------ ENTRIES

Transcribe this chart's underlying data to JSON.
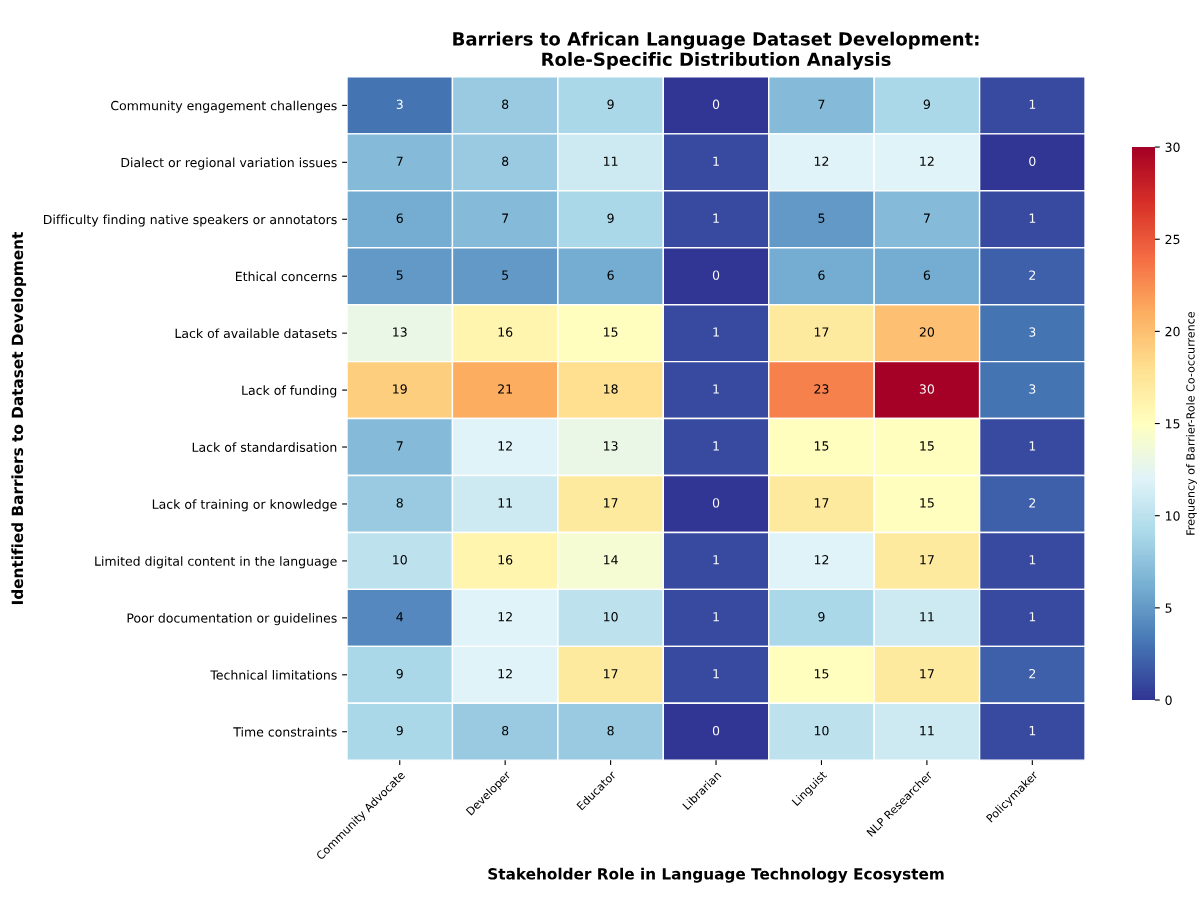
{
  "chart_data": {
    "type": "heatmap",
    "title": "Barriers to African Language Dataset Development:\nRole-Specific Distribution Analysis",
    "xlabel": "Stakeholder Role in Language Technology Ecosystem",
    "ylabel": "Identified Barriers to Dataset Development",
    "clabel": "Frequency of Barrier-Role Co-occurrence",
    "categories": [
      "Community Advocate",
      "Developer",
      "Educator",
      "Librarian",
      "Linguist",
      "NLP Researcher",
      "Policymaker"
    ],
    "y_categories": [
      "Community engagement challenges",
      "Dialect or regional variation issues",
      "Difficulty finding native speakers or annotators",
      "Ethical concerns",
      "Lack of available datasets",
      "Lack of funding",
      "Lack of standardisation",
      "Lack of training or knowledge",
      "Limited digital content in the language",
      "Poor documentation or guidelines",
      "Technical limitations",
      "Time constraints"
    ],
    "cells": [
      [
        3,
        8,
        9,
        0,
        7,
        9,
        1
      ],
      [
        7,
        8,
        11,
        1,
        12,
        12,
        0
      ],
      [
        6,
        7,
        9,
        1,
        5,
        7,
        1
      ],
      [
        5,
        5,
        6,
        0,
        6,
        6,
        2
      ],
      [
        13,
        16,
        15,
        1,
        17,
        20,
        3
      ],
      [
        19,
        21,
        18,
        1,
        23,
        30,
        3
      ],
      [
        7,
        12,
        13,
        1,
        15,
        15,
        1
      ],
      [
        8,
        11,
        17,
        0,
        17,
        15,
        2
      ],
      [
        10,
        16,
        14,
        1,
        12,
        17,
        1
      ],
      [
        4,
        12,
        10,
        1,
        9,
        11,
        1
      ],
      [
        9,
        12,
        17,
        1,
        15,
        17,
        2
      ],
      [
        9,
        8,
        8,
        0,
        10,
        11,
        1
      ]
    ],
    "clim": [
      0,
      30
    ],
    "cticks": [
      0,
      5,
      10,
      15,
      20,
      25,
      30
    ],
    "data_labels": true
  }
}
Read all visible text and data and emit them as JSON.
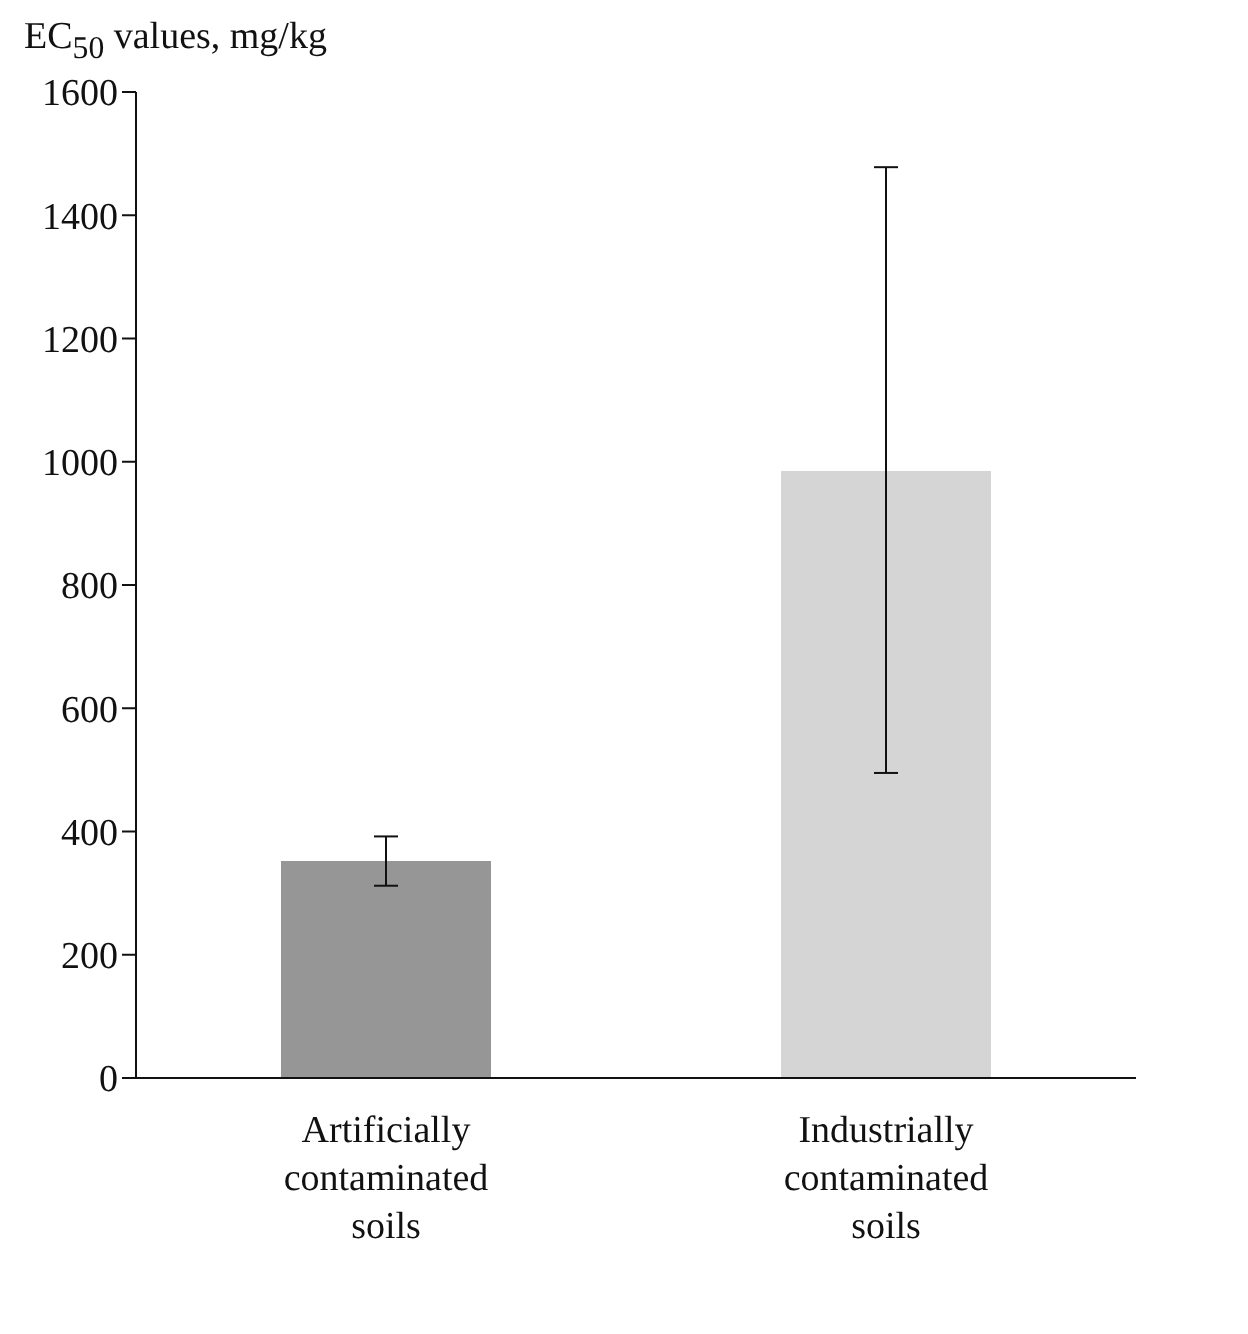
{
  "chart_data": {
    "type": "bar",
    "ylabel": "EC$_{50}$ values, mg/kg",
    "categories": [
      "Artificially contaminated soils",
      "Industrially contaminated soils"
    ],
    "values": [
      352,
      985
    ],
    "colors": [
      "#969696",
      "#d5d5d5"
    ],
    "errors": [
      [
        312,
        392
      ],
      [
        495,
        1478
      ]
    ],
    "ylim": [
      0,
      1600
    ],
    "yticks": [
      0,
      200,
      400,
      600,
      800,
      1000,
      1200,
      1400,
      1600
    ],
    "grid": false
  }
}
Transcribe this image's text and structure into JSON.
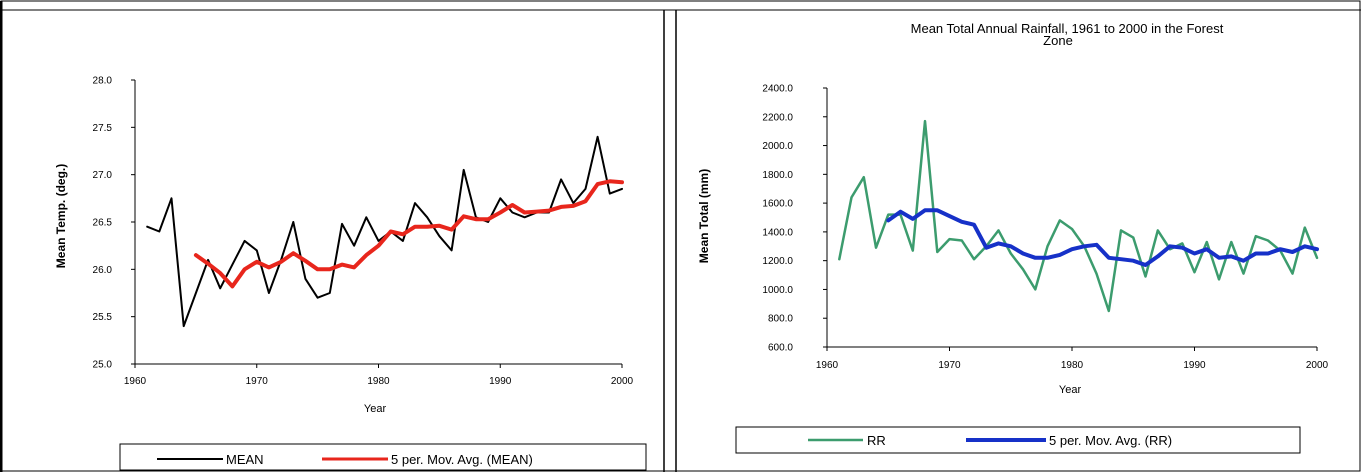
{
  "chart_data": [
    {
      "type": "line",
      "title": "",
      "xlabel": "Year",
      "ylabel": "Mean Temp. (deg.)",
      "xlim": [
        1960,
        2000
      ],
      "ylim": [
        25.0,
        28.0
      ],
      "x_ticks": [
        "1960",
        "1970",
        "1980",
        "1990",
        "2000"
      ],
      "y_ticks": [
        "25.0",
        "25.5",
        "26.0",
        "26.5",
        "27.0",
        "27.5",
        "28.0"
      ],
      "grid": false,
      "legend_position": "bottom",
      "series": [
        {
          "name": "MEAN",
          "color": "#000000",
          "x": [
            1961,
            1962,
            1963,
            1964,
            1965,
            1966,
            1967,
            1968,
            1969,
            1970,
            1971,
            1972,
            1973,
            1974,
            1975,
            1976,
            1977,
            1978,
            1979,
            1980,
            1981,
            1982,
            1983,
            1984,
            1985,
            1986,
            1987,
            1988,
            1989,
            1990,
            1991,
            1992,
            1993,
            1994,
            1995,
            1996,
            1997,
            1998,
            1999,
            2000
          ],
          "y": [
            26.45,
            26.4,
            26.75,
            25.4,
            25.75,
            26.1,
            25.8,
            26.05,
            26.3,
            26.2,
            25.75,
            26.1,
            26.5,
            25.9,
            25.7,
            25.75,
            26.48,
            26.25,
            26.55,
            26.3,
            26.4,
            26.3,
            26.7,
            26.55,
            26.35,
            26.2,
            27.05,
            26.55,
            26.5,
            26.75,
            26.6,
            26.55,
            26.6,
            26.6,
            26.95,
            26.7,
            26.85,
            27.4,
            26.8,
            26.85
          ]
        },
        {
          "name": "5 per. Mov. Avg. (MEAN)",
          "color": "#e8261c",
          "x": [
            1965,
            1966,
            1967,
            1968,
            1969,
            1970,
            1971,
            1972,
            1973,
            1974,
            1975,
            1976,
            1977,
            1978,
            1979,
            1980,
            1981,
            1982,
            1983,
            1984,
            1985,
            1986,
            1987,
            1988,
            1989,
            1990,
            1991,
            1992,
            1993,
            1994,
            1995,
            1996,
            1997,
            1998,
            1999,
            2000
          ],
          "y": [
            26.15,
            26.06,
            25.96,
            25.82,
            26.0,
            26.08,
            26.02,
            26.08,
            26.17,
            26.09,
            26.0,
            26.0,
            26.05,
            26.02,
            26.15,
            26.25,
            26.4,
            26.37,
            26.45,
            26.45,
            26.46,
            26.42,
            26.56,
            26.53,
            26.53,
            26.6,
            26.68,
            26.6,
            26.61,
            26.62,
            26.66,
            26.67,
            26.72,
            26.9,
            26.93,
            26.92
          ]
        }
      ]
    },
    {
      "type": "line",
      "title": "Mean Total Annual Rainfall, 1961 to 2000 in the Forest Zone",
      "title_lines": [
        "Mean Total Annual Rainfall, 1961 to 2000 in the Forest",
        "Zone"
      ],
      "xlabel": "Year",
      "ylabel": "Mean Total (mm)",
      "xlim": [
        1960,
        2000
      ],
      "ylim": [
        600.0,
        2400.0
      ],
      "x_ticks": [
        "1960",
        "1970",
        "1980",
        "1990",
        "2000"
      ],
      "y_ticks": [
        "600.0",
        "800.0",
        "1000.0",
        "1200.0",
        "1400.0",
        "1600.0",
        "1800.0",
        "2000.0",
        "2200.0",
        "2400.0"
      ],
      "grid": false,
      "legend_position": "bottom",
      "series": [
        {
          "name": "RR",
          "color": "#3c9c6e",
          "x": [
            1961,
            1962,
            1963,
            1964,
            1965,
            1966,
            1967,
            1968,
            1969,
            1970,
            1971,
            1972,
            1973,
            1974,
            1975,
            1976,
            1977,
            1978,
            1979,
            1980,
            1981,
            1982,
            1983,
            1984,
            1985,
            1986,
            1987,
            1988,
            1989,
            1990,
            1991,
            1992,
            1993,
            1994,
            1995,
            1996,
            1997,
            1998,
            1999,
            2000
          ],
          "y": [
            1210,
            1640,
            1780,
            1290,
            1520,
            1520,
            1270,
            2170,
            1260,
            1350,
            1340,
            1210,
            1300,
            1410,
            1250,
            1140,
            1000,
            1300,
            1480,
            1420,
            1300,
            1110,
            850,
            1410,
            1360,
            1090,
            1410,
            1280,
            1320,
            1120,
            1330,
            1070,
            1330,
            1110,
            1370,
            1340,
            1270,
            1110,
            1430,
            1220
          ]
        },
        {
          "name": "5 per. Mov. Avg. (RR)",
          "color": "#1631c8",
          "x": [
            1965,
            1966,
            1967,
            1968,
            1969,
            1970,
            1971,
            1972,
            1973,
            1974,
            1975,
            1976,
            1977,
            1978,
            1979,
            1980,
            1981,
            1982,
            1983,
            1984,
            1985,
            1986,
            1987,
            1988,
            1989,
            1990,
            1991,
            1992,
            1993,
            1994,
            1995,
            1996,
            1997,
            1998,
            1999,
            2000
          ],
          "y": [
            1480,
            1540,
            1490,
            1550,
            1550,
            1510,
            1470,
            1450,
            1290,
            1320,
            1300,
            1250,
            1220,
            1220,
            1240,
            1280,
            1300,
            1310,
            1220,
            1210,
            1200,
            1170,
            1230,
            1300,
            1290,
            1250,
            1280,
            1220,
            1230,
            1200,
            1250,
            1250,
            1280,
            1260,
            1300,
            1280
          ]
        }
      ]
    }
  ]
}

------------

YOUR OBJECTIVE: Filter the records down to the lines that contain the string "Transcribe", and copy those lines.

ANSWER BELOW:
Transcribe this chart's underlying data to JSON.
Transcribe this image's text and structure into JSON.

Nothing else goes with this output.